(Collected data entries)

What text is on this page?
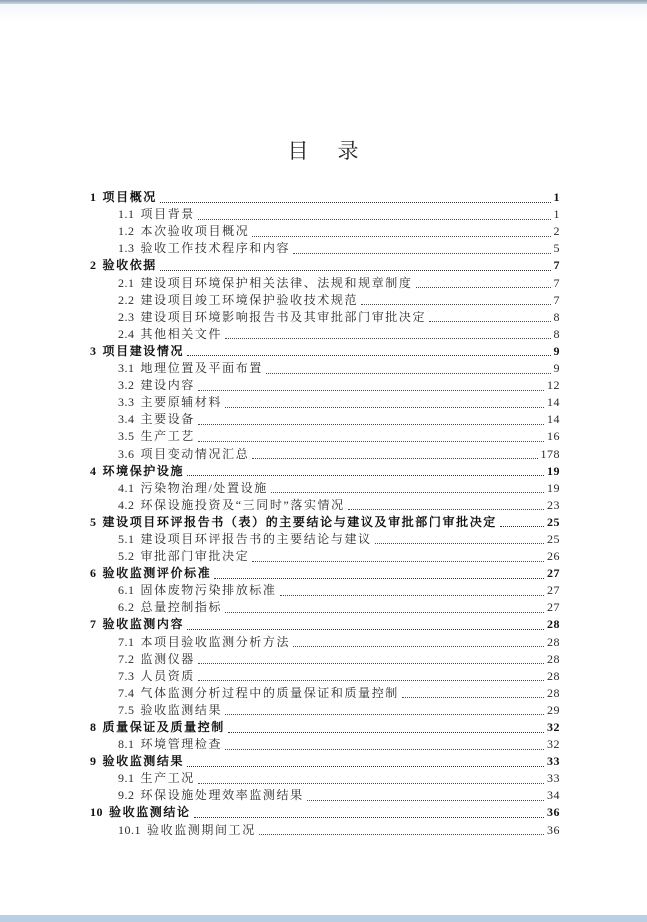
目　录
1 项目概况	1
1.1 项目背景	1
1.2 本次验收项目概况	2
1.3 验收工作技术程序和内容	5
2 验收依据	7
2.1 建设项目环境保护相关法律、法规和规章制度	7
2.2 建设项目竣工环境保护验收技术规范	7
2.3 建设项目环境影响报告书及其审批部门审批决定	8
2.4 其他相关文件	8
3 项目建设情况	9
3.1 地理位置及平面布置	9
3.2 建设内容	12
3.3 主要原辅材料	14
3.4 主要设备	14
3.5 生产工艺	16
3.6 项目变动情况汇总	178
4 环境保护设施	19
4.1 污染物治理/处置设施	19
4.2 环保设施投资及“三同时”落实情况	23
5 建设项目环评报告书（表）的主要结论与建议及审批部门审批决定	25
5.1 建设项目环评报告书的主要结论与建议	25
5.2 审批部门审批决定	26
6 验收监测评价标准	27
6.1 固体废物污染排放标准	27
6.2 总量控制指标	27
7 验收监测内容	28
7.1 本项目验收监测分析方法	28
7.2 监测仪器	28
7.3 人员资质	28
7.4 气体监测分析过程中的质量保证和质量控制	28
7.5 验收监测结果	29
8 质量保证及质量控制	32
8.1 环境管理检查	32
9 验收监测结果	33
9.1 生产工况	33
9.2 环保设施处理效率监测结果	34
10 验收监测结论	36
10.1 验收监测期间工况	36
* * *
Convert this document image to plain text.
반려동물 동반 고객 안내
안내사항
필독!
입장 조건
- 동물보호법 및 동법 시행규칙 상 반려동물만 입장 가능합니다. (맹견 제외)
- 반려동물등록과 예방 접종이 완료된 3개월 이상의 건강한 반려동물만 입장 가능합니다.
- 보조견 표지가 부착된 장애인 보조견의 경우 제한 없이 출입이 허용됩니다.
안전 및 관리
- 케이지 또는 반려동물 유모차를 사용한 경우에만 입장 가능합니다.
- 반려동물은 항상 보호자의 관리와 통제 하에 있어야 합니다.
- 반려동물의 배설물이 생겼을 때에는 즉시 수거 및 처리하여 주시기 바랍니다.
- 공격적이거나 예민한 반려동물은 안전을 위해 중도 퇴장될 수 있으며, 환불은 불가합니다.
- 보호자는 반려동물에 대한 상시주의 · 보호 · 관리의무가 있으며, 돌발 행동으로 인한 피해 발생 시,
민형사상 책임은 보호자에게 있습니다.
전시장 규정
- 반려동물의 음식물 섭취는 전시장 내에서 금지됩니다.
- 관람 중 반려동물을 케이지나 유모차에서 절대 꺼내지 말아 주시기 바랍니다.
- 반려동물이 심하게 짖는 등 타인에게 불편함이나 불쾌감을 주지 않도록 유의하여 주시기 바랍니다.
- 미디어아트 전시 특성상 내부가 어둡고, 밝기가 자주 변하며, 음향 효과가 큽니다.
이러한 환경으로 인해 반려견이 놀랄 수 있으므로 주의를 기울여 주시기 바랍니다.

> _Required task_
Look through the data above. Copy every line with the string "반려동물의" in it.

> _The output_
- 반려동물의 배설물이 생겼을 때에는 즉시 수거 및 처리하여 주시기 바랍니다.
- 반려동물의 음식물 섭취는 전시장 내에서 금지됩니다.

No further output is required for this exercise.